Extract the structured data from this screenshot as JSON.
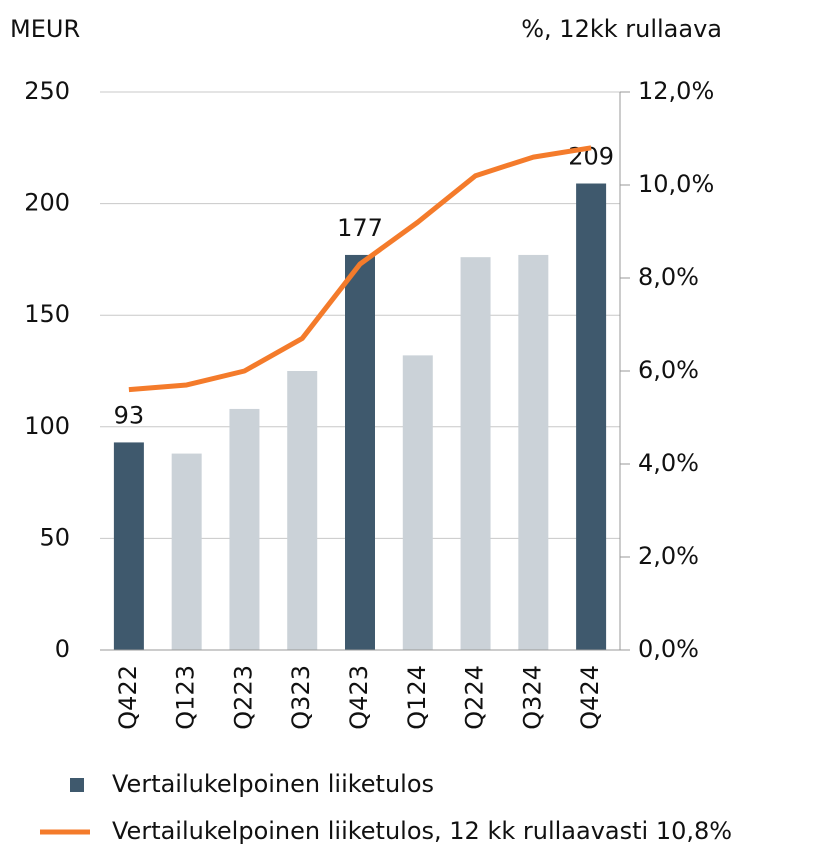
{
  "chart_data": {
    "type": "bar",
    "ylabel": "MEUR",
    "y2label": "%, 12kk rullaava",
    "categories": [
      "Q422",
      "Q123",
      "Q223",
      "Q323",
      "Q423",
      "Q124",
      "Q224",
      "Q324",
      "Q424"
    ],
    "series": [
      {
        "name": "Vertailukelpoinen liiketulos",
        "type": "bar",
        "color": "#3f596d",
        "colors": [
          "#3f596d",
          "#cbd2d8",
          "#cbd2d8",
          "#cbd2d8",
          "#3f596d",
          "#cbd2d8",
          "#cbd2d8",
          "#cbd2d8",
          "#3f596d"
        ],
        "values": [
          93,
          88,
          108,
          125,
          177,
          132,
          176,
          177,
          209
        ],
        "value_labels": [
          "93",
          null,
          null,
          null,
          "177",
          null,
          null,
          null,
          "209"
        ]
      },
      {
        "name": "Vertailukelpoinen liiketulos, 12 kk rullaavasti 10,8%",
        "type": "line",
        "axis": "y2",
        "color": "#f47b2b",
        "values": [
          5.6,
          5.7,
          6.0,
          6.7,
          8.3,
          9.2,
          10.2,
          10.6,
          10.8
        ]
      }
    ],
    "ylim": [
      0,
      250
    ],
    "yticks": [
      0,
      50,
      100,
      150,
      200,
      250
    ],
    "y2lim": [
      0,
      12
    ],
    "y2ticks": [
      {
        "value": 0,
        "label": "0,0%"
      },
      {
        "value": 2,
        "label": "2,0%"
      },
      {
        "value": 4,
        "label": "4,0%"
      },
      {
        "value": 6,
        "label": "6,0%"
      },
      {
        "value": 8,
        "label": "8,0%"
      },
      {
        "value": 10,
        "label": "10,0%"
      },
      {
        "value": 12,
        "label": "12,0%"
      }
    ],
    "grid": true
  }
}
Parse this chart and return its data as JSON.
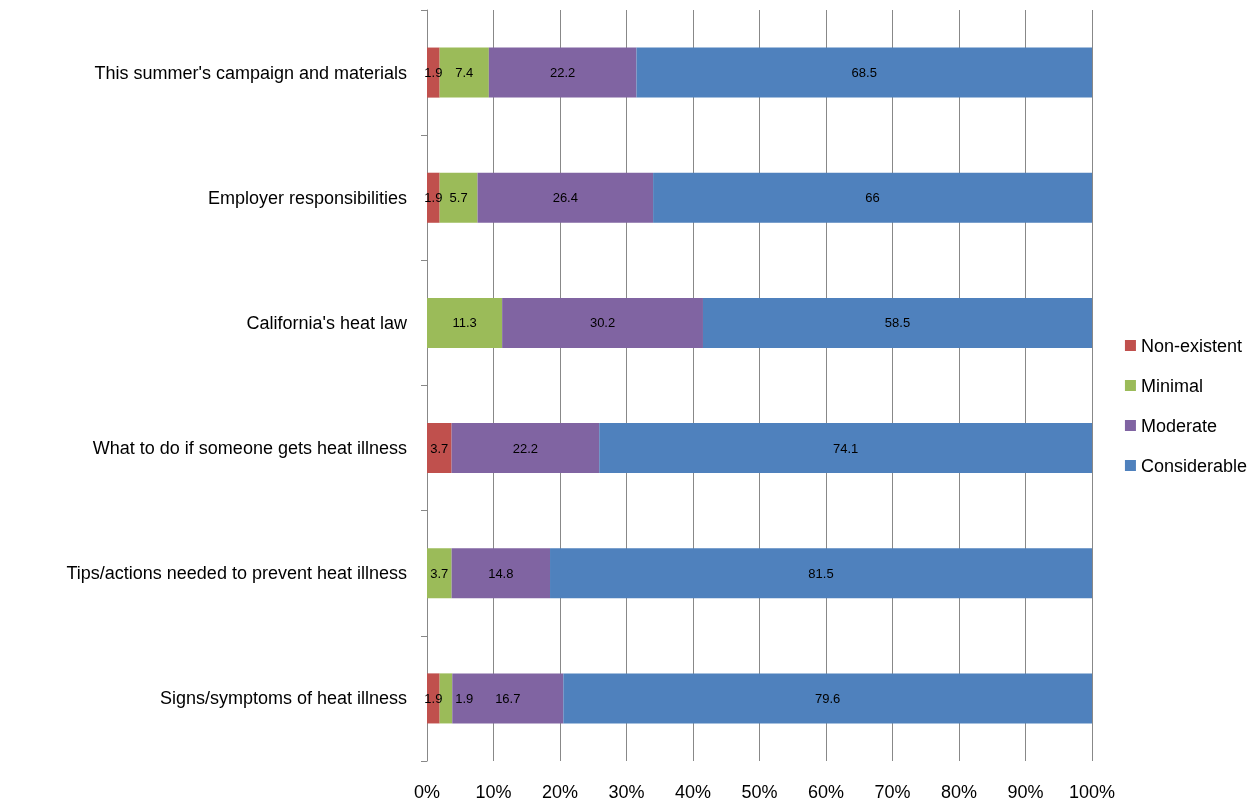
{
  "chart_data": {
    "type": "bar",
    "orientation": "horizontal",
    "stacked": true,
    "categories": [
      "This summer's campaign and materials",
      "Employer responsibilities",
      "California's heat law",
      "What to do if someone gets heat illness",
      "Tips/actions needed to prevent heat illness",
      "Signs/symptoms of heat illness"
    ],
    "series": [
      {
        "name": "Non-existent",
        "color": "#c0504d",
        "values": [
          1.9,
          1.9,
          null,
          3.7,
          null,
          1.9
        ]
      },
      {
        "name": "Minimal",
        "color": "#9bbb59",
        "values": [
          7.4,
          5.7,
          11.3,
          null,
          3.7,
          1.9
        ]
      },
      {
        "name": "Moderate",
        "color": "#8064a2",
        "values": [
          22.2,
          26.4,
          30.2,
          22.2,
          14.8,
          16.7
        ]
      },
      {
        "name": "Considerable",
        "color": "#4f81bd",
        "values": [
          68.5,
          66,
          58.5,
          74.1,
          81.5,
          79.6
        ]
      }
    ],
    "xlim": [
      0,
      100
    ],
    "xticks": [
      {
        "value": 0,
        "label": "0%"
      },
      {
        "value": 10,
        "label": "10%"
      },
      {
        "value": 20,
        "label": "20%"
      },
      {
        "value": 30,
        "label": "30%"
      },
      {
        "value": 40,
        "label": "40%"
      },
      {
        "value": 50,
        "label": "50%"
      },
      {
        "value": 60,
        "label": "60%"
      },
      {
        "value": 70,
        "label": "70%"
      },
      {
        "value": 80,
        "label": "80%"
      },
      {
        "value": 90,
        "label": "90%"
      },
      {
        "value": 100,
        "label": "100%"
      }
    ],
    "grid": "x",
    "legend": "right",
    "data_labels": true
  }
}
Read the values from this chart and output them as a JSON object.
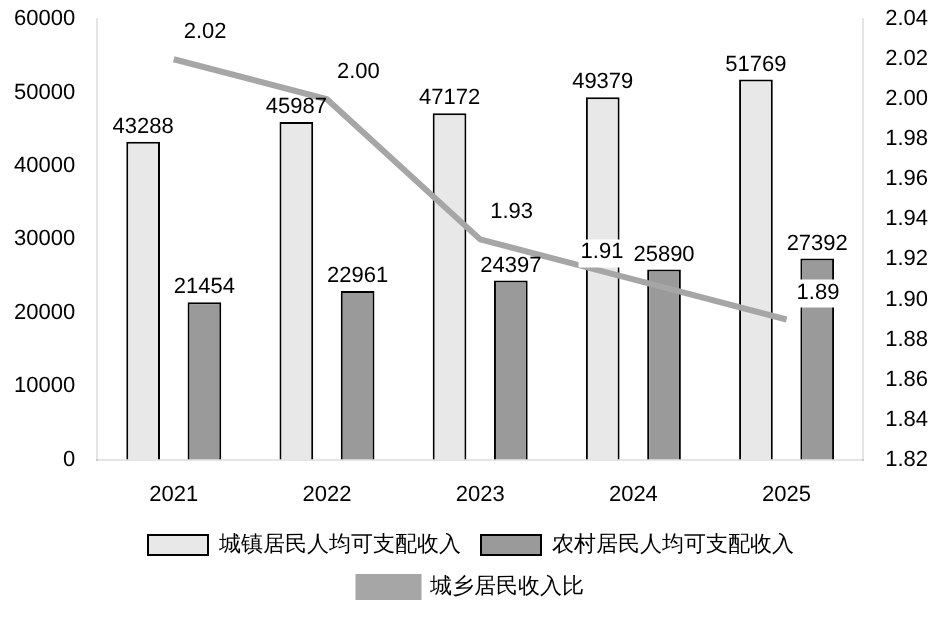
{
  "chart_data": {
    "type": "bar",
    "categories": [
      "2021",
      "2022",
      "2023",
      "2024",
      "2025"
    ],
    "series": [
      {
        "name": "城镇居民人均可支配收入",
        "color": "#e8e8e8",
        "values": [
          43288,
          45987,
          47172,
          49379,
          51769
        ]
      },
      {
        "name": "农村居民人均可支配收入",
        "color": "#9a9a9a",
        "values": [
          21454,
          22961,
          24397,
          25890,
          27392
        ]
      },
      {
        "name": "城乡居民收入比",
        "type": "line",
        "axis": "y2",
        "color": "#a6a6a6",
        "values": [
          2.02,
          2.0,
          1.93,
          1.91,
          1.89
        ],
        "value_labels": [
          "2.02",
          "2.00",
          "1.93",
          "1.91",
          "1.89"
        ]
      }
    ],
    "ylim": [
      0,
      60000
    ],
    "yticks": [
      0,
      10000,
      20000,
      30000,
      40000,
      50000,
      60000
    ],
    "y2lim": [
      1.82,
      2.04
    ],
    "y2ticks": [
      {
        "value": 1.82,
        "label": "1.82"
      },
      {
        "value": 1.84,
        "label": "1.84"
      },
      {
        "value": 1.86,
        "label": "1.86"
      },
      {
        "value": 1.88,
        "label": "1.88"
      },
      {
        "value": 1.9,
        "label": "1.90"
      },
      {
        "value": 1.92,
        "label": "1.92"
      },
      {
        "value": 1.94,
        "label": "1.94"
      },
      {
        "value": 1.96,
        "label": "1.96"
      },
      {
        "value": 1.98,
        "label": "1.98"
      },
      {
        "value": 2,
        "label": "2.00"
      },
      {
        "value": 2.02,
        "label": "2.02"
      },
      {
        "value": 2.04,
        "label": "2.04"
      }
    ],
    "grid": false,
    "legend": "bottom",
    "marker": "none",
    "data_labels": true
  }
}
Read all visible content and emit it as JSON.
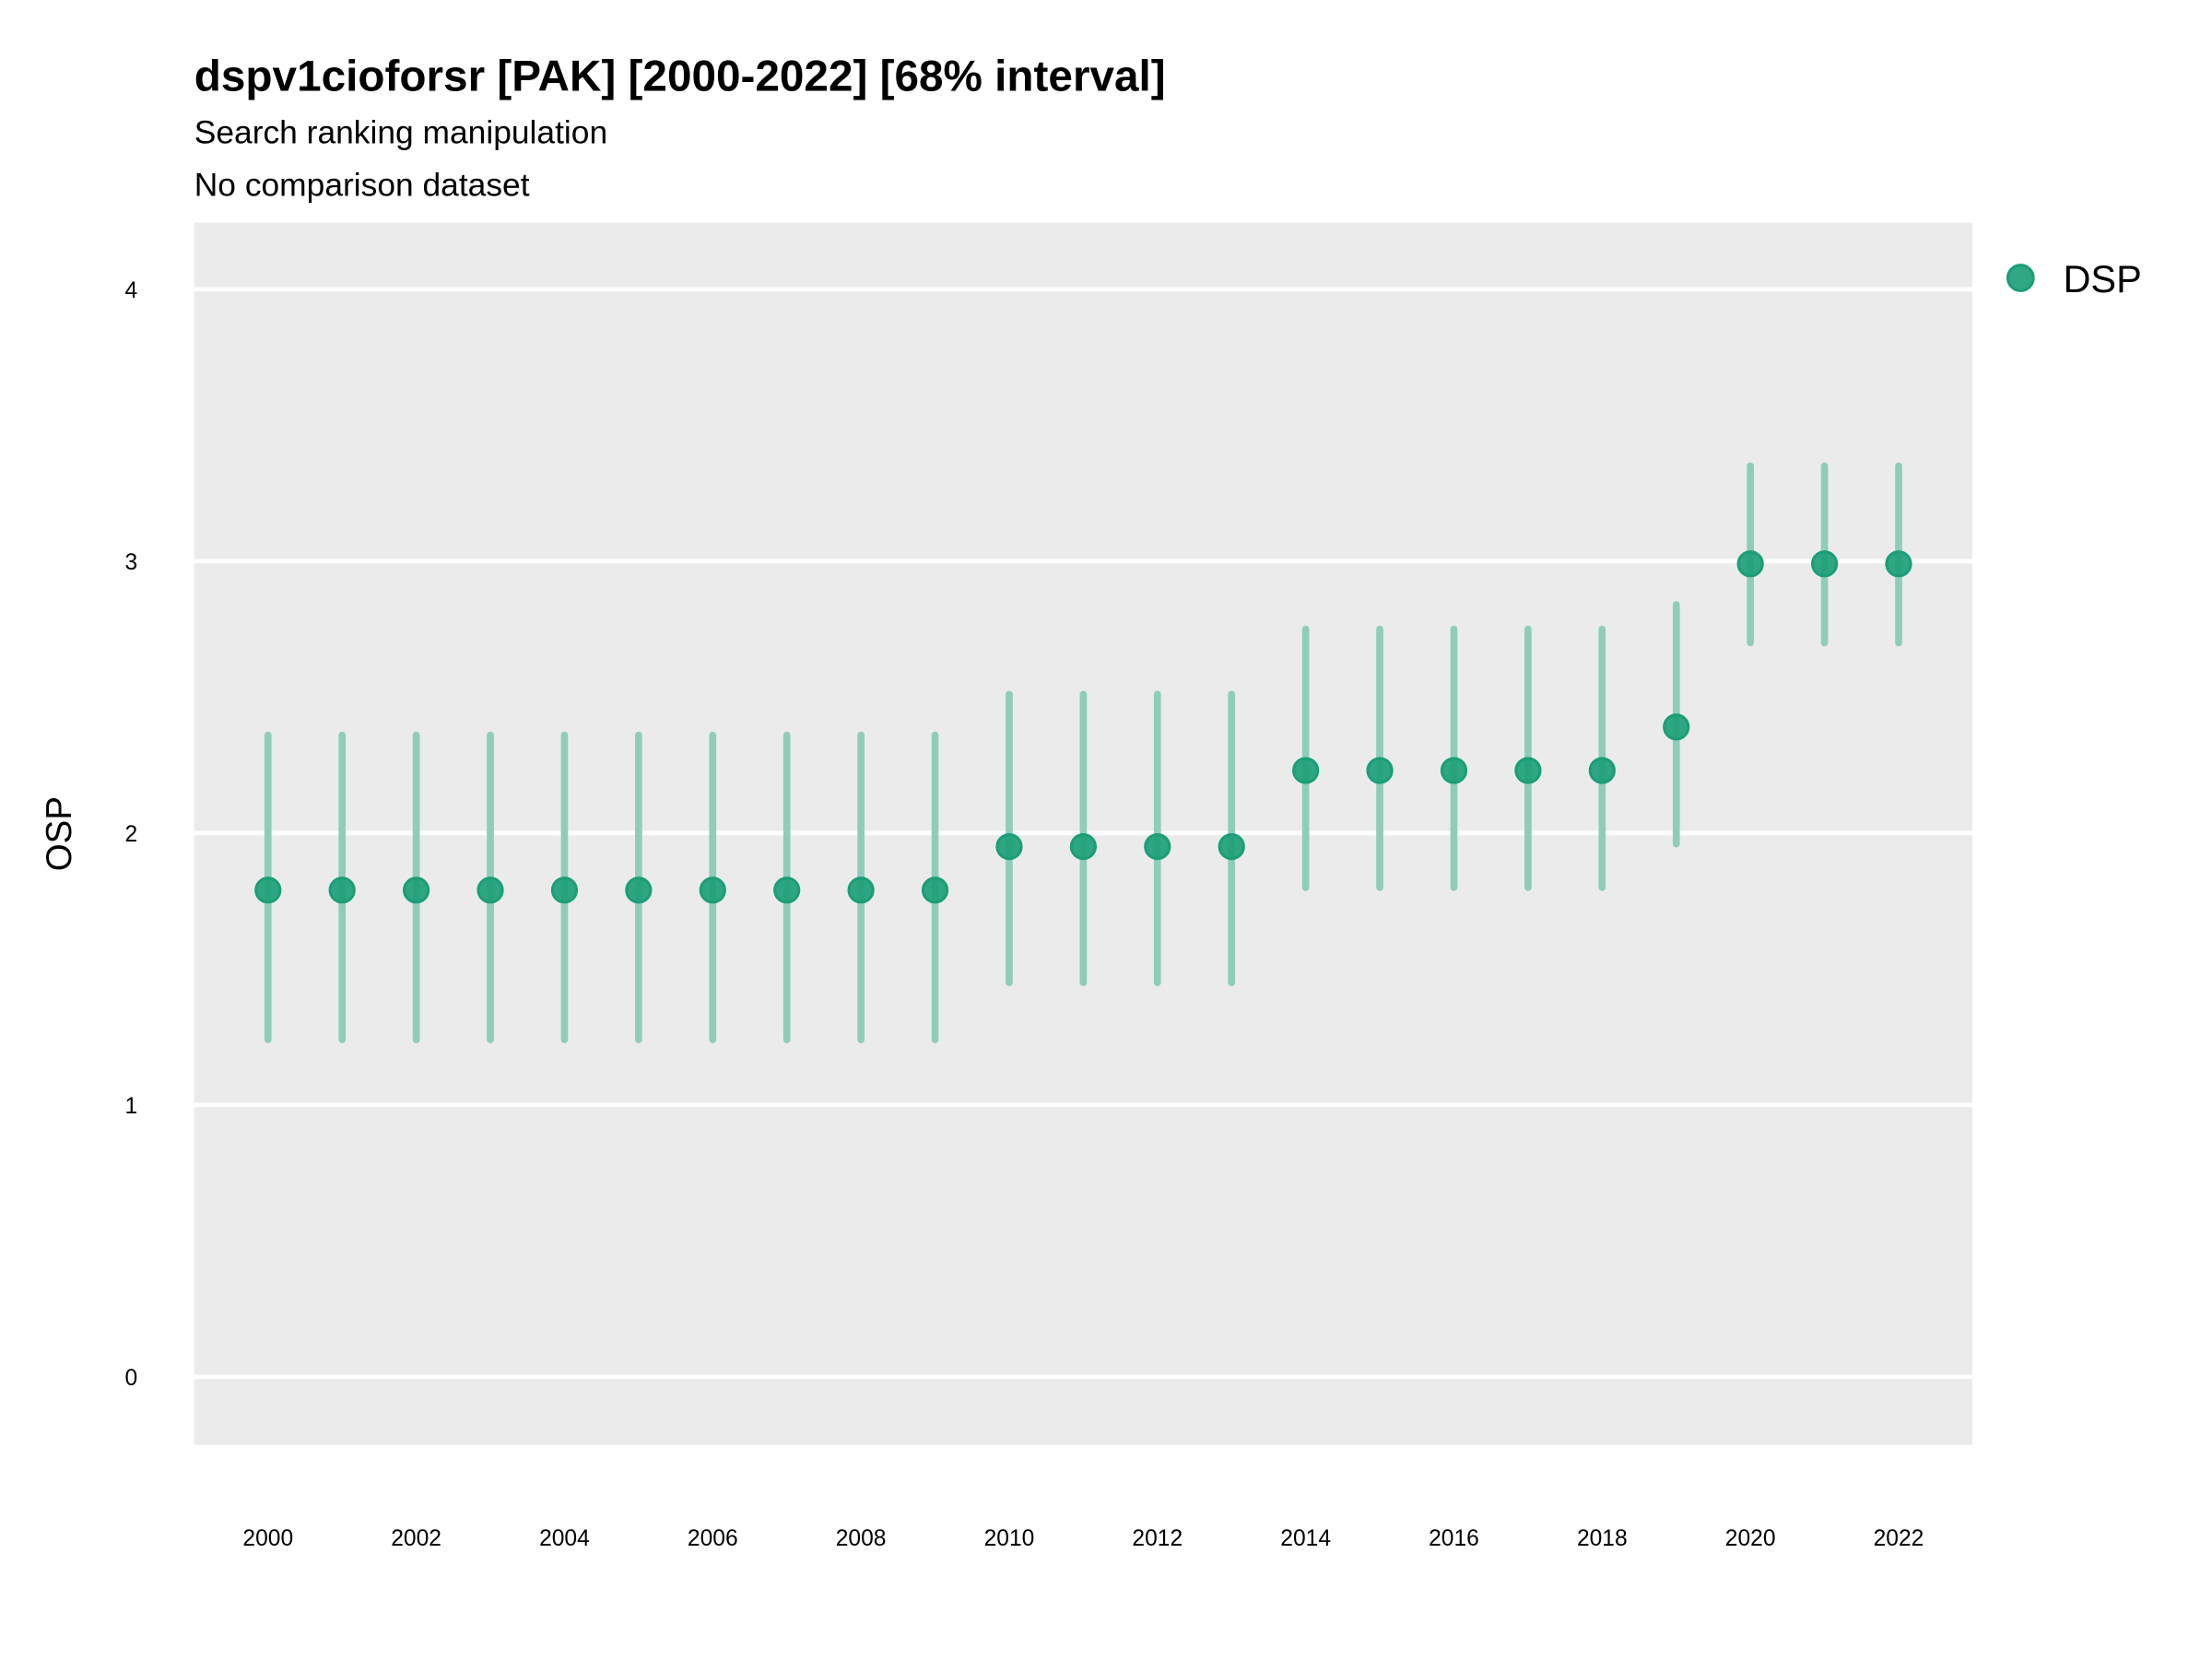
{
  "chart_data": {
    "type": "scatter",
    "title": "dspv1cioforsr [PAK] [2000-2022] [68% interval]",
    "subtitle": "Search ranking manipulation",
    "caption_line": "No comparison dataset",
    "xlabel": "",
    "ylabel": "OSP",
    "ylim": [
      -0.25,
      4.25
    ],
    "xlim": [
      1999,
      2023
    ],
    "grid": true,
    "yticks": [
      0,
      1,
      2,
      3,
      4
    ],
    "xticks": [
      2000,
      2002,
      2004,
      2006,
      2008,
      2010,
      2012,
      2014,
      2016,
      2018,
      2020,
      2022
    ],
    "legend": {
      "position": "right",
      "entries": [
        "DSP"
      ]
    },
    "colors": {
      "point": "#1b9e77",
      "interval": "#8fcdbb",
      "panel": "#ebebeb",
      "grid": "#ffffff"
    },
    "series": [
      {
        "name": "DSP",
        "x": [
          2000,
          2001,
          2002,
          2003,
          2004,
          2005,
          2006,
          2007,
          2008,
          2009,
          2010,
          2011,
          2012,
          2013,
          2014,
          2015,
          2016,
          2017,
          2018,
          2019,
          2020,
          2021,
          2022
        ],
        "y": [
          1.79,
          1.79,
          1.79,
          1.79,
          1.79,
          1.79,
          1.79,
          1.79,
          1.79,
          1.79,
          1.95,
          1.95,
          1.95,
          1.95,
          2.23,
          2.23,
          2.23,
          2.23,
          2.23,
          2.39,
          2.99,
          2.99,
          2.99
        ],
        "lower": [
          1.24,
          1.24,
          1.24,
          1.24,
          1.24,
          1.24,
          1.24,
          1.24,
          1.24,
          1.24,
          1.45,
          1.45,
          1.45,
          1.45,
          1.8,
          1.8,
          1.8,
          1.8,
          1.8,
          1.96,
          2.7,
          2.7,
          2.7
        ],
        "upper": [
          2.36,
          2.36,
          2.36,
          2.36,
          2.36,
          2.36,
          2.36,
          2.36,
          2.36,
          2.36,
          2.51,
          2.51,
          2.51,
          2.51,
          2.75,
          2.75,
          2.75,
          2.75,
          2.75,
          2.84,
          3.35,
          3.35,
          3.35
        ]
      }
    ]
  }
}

■ TASK OBJECTIVE ■
Look through the data and show every line containing "true".

■ SOLVED EXERCISE ■
    "grid": true
    "stacked": true,
    "data_labels": true
    "data_labels": true
    "grid": true,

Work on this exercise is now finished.